THINGS TO DO:
1 - List every field of the ring structure that hinic3_check_ringparam_valid tests in the hinic3 ringparam patch review.
2 - Proceed with the hinic3 ringparam patch review from the point where it stops.

PAGE:
From: Jakub Kicinski @ 2026-04-14 0:18 UTC (permalink / raw)
To: Fan Gong
Cc: Zhu Yikai, netdev, David S. Miller, Eric Dumazet, Paolo Abeni,
Simon Horman, Andrew Lunn, Ioana Ciornei, Mohsin Bashir,
linux-kernel, linux-doc, luosifu, Xin Guo, Zhou Shuai, Wu Like,
Shi Jing, Zheng Jiezhen, Maxime Chevallier
In-Reply-To: <157d5cc6e757ffa77eee01dfdc3f2159dc97905f.1775711066.git.zhuyikai1@h-partners.com>
On Sat, 11 Apr 2026 11:36:59 +0800 Fan Gong wrote:
> Implement following ethtool callback function:
> .get_ringparam
> .set_ringparam
>
> These callbacks allow users to utilize ethtool for detailed
> queue depth configuration and monitoring.
> +static int hinic3_check_ringparam_valid(struct net_device *netdev,
> + const struct ethtool_ringparam *ring)
> +{
> + if (ring->rx_jumbo_pending || ring->rx_mini_pending) {
Can driver actually be called with non-zero values if max is not set?
> + netdev_err(netdev, "Unsupported rx_jumbo_pending/rx_mini_pending\n");
> + return -EINVAL;
> + }
> + if (ring->tx_pending > HINIC3_MAX_TX_QUEUE_DEPTH ||
> + ring->tx_pending < HINIC3_MIN_QUEUE_DEPTH ||
> + ring->rx_pending > HINIC3_MAX_RX_QUEUE_DEPTH ||
> + ring->rx_pending < HINIC3_MIN_QUEUE_DEPTH) {
similar question - do you need to check the upper bound?
kernel should check the input against max returned by .get
> + netdev_err(netdev,
please use extack for errors
> + "Queue depth out of range tx[%d-%d] rx[%d-%d]\n",
> + HINIC3_MIN_QUEUE_DEPTH, HINIC3_MAX_TX_QUEUE_DEPTH,
> + HINIC3_MIN_QUEUE_DEPTH, HINIC3_MAX_RX_QUEUE_DEPTH);
> + return -EINVAL;
> + }
> +
> + return 0;
> +}
> +
> +static int hinic3_set_ringparam(struct net_device *netdev,
> + struct ethtool_ringparam *ring,
> + struct kernel_ethtool_ringparam *kernel_ring,
> + struct netlink_ext_ack *extack)

INFORMATION GIVEN:
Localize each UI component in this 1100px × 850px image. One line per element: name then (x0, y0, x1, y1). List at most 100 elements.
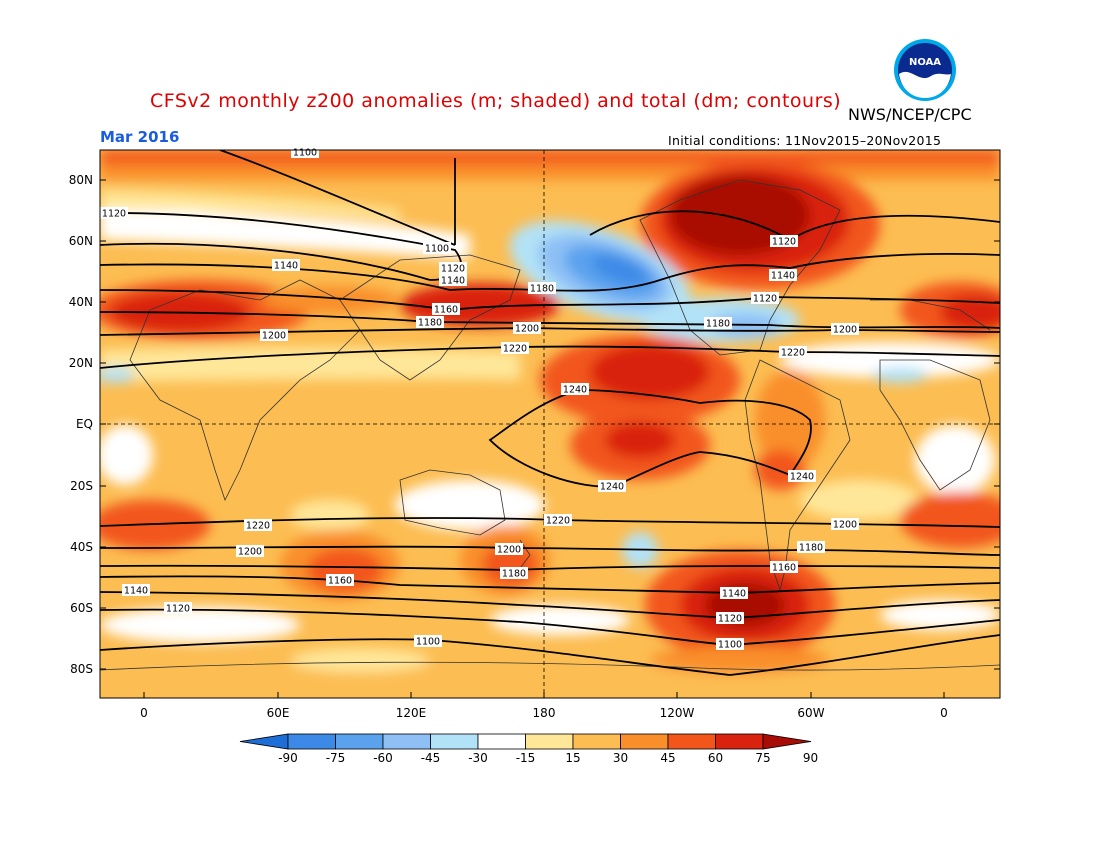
contour-label: 1140 (274, 261, 298, 272)
contour-label: 1100 (718, 640, 742, 651)
contour-label-bg (100, 207, 128, 219)
contour-label-bg (779, 346, 807, 358)
lat-label: 20N (69, 356, 93, 370)
lon-label: 120E (396, 706, 427, 720)
contour-label-bg (716, 612, 744, 624)
colorbar-swatch (477, 733, 526, 750)
lon-label: 120W (660, 706, 695, 720)
noaa-logo: NOAA (894, 39, 956, 101)
lon-label: 60W (797, 706, 824, 720)
contour-label-bg (831, 518, 859, 530)
contour-label-bg (495, 543, 523, 555)
contour-label-bg (770, 561, 798, 573)
contour-label: 1240 (563, 385, 587, 396)
forecast-month: Mar 2016 (100, 128, 180, 146)
contour-label-bg (769, 269, 797, 281)
contour-label-bg (788, 470, 816, 482)
contour-1180 (100, 289, 1000, 311)
contour-label: 1120 (753, 294, 777, 305)
contour-label: 1140 (771, 271, 795, 282)
contour-label-bg (439, 274, 467, 286)
lat-label: 80N (69, 173, 93, 187)
contour-label-bg (244, 519, 272, 531)
contour-label: 1180 (418, 318, 442, 329)
colorbar-swatch (715, 733, 764, 750)
colorbar-swatch (620, 733, 669, 750)
logo-text: NOAA (909, 57, 941, 68)
contour-label: 1200 (833, 520, 857, 531)
contour-1160-s (100, 575, 1000, 594)
contour-label: 1200 (262, 331, 286, 342)
contour-1200-s (100, 545, 1000, 556)
lat-label: 20S (70, 479, 93, 493)
contour-1100-s (100, 634, 1000, 676)
contour-label: 1180 (706, 319, 730, 330)
longitude-axis: 0 60E 120E 180 120W 60W 0 (140, 692, 948, 720)
contour-label-bg (432, 303, 460, 315)
contour-label: 1200 (238, 547, 262, 558)
contour-label: 1100 (293, 148, 317, 159)
contour-label-bg (720, 587, 748, 599)
contour-label-bg (326, 574, 354, 586)
contour-label: 1180 (799, 543, 823, 554)
lon-label: 0 (940, 706, 948, 720)
contour-1120-s (100, 608, 1000, 646)
contour-label: 1140 (441, 276, 465, 287)
contour-label: 1220 (546, 516, 570, 527)
contour-label: 1160 (328, 576, 352, 587)
contour-label: 1160 (772, 563, 796, 574)
lat-label: 80S (70, 662, 93, 676)
colorbar-label: 45 (660, 751, 675, 765)
contour-label-bg (122, 584, 150, 596)
contour-label: 1240 (600, 482, 624, 493)
contour-label-bg (500, 567, 528, 579)
lat-label: 60N (69, 234, 93, 248)
contour-label-bg (439, 262, 467, 274)
contour-label: 1120 (102, 209, 126, 220)
chart-title: CFSv2 monthly z200 anomalies (m; shaded)… (150, 90, 842, 112)
contour-label: 1200 (833, 325, 857, 336)
colorbar-swatch (335, 733, 384, 750)
colorbar-swatch (382, 733, 431, 750)
lon-label: 60E (267, 706, 290, 720)
colorbar: -90 -75 -60 -45 -30 -15 15 30 45 60 75 90 (239, 733, 818, 765)
colorbar-label: -90 (278, 751, 298, 765)
contour-label-bg (544, 514, 572, 526)
contour-label-bg (164, 602, 192, 614)
contour-label: 1200 (497, 545, 521, 556)
lat-label: 40N (69, 295, 93, 309)
colorbar-swatch (287, 733, 336, 750)
contour-label-bg (598, 480, 626, 492)
contour-label: 1140 (124, 586, 148, 597)
contour-label-bg (831, 323, 859, 335)
agency-label: NWS/NCEP/CPC (848, 105, 972, 124)
contour-label-bg (751, 292, 779, 304)
contour-label-bg (416, 316, 444, 328)
colorbar-label: -60 (373, 751, 393, 765)
contour-label: 1120 (166, 604, 190, 615)
colorbar-swatch (430, 733, 479, 750)
colorbar-swatch (572, 733, 621, 750)
colorbar-label: 90 (803, 751, 818, 765)
contour-label: 1100 (425, 244, 449, 255)
colorbar-label: 60 (708, 751, 723, 765)
contour-label: 1120 (772, 237, 796, 248)
lat-label: EQ (76, 417, 93, 431)
contour-label-bg (291, 146, 319, 158)
contour-label-bg (770, 235, 798, 247)
contour-labels: 1100 1120 1100 1120 1120 1140 1140 1140 1120 1160… (100, 146, 859, 651)
contour-label-bg (236, 545, 264, 557)
contour-label: 1200 (515, 324, 539, 335)
contour-label: 1160 (434, 305, 458, 316)
colorbar-label: -30 (468, 751, 488, 765)
contour-label-bg (528, 282, 556, 294)
contour-label: 1220 (781, 348, 805, 359)
contour-label-bg (704, 317, 732, 329)
contour-label: 1240 (790, 472, 814, 483)
contour-label: 1140 (722, 589, 746, 600)
contour-1140 (100, 253, 1000, 292)
contour-label-bg (513, 322, 541, 334)
contour-1180-s (100, 564, 1000, 571)
initial-conditions: Initial conditions: 11Nov2015–20Nov2015 (668, 133, 942, 148)
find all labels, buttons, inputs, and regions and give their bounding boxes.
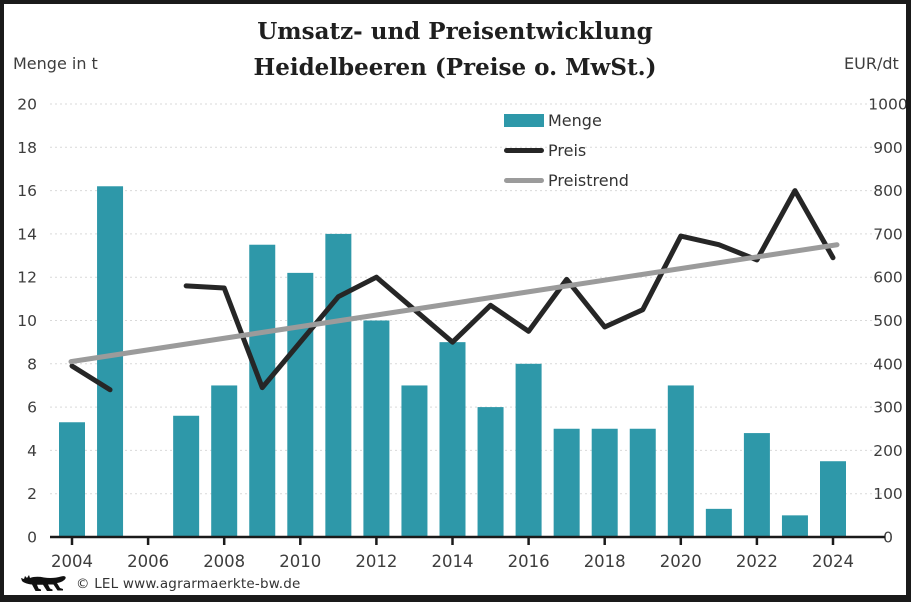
menge-bar-2015	[477, 407, 504, 537]
x-tick-label: 2022	[736, 552, 778, 571]
x-tick-label: 2018	[584, 552, 626, 571]
y-tick-label-right: 500	[873, 312, 903, 330]
y-tick-label-right: 0	[883, 529, 893, 547]
menge-bar-2020	[667, 385, 694, 537]
menge-bar-2024	[820, 461, 846, 537]
chart-title-line1: Umsatz- und Preisentwicklung	[257, 18, 653, 45]
y-tick-label-right: 700	[873, 225, 903, 243]
y-tick-label-left: 10	[17, 312, 37, 330]
y-tick-label-left: 6	[27, 399, 37, 417]
preistrend-swatch-icon	[504, 177, 544, 183]
legend-item-preis: Preis	[504, 135, 629, 165]
x-tick-label: 2016	[508, 552, 550, 571]
legend-label-preis: Preis	[548, 140, 587, 160]
y-tick-label-right: 800	[873, 182, 903, 200]
y-tick-label-right: 400	[873, 355, 903, 373]
y-tick-label-right: 1000	[868, 96, 907, 114]
menge-bar-2018	[591, 428, 618, 537]
bw-lion-logo-icon	[21, 575, 66, 591]
menge-bar-2010	[287, 272, 314, 537]
y-tick-label-left: 20	[17, 96, 37, 114]
menge-bar-2011	[325, 233, 352, 537]
footer-copyright: © LEL www.agrarmaerkte-bw.de	[76, 575, 301, 592]
menge-bar-2005	[97, 186, 124, 537]
preis-swatch-icon	[504, 147, 544, 153]
y-tick-label-left: 12	[17, 269, 37, 287]
menge-bar-2008	[211, 385, 238, 537]
y-tick-label-left: 18	[17, 139, 37, 157]
x-tick-label: 2020	[660, 552, 702, 571]
y-tick-label-left: 0	[27, 529, 37, 547]
x-tick-label: 2004	[51, 552, 93, 571]
x-tick-label: 2006	[127, 552, 169, 571]
preis-line	[183, 188, 836, 391]
x-tick-label: 2014	[432, 552, 474, 571]
menge-bar-2022	[743, 433, 770, 537]
chart-title-line2: Heidelbeeren (Preise o. MwSt.)	[253, 54, 657, 81]
y-tick-label-left: 8	[27, 355, 37, 373]
menge-bar-2009	[249, 244, 276, 537]
y-tick-label-left: 4	[27, 442, 37, 460]
y-tick-label-left: 14	[17, 225, 37, 243]
menge-bar-2017	[553, 428, 580, 537]
y-tick-label-right: 300	[873, 399, 903, 417]
footer: © LEL www.agrarmaerkte-bw.de	[20, 573, 301, 594]
menge-bar-2023	[781, 515, 808, 537]
preistrend-line	[68, 242, 840, 365]
x-tick-label: 2010	[279, 552, 321, 571]
x-tick-label: 2024	[812, 552, 854, 571]
x-tick-label: 2008	[203, 552, 245, 571]
menge-bar-2019	[629, 428, 656, 537]
menge-bar-2016	[515, 363, 542, 537]
legend-label-preistrend: Preistrend	[548, 170, 629, 190]
menge-swatch-icon	[504, 113, 544, 127]
y-tick-label-left: 2	[27, 485, 37, 503]
y-tick-label-right: 200	[873, 442, 903, 460]
chart-title: Umsatz- und Preisentwicklung Heidelbeere…	[4, 14, 906, 86]
legend: Menge Preis Preistrend	[504, 105, 629, 195]
right-axis-title: EUR/dt	[844, 54, 899, 73]
y-tick-label-left: 16	[17, 182, 37, 200]
menge-bar-2014	[439, 342, 466, 537]
y-tick-label-right: 100	[873, 485, 903, 503]
left-axis-title: Menge in t	[13, 54, 98, 73]
legend-item-menge: Menge	[504, 105, 629, 135]
legend-label-menge: Menge	[548, 110, 602, 130]
x-tick-label: 2012	[355, 552, 397, 571]
menge-bar-2012	[363, 320, 390, 537]
menge-bar-2007	[173, 415, 200, 537]
menge-bar-2013	[401, 385, 428, 537]
y-tick-label-right: 900	[873, 139, 903, 157]
menge-bar-2004	[59, 422, 85, 537]
preis-line	[69, 363, 113, 393]
legend-item-preistrend: Preistrend	[504, 165, 629, 195]
y-tick-label-right: 600	[873, 269, 903, 287]
menge-bar-2021	[705, 508, 732, 537]
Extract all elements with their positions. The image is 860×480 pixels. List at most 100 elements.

SET OF ANSWERS:
1 - rx_jumbo_pending, rx_mini_pending, tx_pending, rx_pending

2 -
> +{
> + struct hinic3_nic_dev *nic_dev = netdev_priv(netdev);
> + struct hinic3_dyna_txrxq_params q_params = {};
> + u32 new_sq_depth, new_rq_depth;
> + int err;
> +
> + err = hinic3_check_ringparam_valid(netdev, ring);
> + if (err)
> + return err;
> +
> + new_sq_depth = 1U << ilog2(ring->tx_pending);
> + new_rq_depth = 1U << ilog2(ring->rx_pending);
> + if (new_sq_depth == nic_dev->q_params.sq_depth &&
> + new_rq_depth == nic_dev->q_params.rq_depth)
> + return 0;
> +
> + if (new_sq_depth != ring->tx_pending)
> + netdev_info(netdev, "Requested Tx depth trimmed to %d\n",
> + new_sq_depth);
please use extack for warnings
> + if (new_rq_depth != ring->rx_pending)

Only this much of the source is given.